- **BRIEF**: Each record below must be returned exactly as shown.

- **THE RECORDS**:
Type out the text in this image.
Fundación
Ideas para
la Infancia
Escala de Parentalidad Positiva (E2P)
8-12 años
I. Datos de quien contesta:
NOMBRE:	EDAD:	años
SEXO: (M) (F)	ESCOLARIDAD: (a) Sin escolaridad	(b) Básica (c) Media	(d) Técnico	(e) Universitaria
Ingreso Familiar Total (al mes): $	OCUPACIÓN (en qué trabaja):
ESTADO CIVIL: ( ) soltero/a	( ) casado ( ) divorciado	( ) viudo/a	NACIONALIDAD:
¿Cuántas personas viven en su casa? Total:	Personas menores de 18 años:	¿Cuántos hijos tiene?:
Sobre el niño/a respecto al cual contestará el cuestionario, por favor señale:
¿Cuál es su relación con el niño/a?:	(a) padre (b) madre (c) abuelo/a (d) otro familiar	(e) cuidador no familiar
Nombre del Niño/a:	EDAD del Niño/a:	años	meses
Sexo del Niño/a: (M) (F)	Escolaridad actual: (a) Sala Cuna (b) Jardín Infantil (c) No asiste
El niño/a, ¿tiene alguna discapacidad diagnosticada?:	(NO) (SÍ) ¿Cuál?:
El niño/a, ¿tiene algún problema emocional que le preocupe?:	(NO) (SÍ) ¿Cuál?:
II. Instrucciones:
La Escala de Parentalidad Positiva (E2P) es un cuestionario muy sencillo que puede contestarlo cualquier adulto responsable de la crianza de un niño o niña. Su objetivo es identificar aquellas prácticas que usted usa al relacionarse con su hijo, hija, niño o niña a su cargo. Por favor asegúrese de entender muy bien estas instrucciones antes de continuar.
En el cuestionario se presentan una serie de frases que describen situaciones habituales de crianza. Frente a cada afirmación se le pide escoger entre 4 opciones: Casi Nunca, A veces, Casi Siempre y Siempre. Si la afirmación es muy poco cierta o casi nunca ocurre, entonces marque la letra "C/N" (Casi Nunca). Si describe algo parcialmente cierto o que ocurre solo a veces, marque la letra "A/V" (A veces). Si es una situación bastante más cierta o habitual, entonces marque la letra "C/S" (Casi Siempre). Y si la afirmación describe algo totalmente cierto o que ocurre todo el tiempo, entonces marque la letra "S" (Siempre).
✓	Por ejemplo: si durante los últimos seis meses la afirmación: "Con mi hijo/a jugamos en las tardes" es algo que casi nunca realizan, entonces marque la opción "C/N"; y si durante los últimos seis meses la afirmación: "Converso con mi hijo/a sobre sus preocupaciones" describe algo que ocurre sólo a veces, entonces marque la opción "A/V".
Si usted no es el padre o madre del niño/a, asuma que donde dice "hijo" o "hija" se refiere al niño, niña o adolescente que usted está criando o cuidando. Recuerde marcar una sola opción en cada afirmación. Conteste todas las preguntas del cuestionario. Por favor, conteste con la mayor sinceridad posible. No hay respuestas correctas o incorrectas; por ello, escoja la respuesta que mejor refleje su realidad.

- **OUTPUT**:
Type out the text in this image.
Fundación
Ideas para
la Infancia
Escala de Parentalidad Positiva (E2P)
8-12 años
I. Datos de quien contesta:
NOMBRE:	EDAD:	años
SEXO: (M) (F)	ESCOLARIDAD: (a) Sin escolaridad	(b) Básica (c) Media	(d) Técnico	(e) Universitaria
Ingreso Familiar Total (al mes): $	OCUPACIÓN (en qué trabaja):
ESTADO CIVIL: ( ) soltero/a	( ) casado ( ) divorciado	( ) viudo/a	NACIONALIDAD:
¿Cuántas personas viven en su casa? Total:	Personas menores de 18 años:	¿Cuántos hijos tiene?:
Sobre el niño/a respecto al cual contestará el cuestionario, por favor señale:
¿Cuál es su relación con el niño/a?:	(a) padre (b) madre (c) abuelo/a (d) otro familiar	(e) cuidador no familiar
Nombre del Niño/a:	EDAD del Niño/a:	años	meses
Sexo del Niño/a: (M) (F)	Escolaridad actual: (a) Sala Cuna (b) Jardín Infantil (c) No asiste
El niño/a, ¿tiene alguna discapacidad diagnosticada?:	(NO) (SÍ) ¿Cuál?:
El niño/a, ¿tiene algún problema emocional que le preocupe?:	(NO) (SÍ) ¿Cuál?:
II. Instrucciones:
La Escala de Parentalidad Positiva (E2P) es un cuestionario muy sencillo que puede contestarlo cualquier adulto responsable de la crianza de un niño o niña. Su objetivo es identificar aquellas prácticas que usted usa al relacionarse con su hijo, hija, niño o niña a su cargo. Por favor asegúrese de entender muy bien estas instrucciones antes de continuar.
En el cuestionario se presentan una serie de frases que describen situaciones habituales de crianza. Frente a cada afirmación se le pide escoger entre 4 opciones: Casi Nunca, A veces, Casi Siempre y Siempre. Si la afirmación es muy poco cierta o casi nunca ocurre, entonces marque la letra "C/N" (Casi Nunca). Si describe algo parcialmente cierto o que ocurre solo a veces, marque la letra "A/V" (A veces). Si es una situación bastante más cierta o habitual, entonces marque la letra "C/S" (Casi Siempre). Y si la afirmación describe algo totalmente cierto o que ocurre todo el tiempo, entonces marque la letra "S" (Siempre).
✓	Por ejemplo: si durante los últimos seis meses la afirmación: "Con mi hijo/a jugamos en las tardes" es algo que casi nunca realizan, entonces marque la opción "C/N"; y si durante los últimos seis meses la afirmación: "Converso con mi hijo/a sobre sus preocupaciones" describe algo que ocurre sólo a veces, entonces marque la opción "A/V".
Si usted no es el padre o madre del niño/a, asuma que donde dice "hijo" o "hija" se refiere al niño, niña o adolescente que usted está criando o cuidando. Recuerde marcar una sola opción en cada afirmación. Conteste todas las preguntas del cuestionario. Por favor, conteste con la mayor sinceridad posible. No hay respuestas correctas o incorrectas; por ello, escoja la respuesta que mejor refleje su realidad.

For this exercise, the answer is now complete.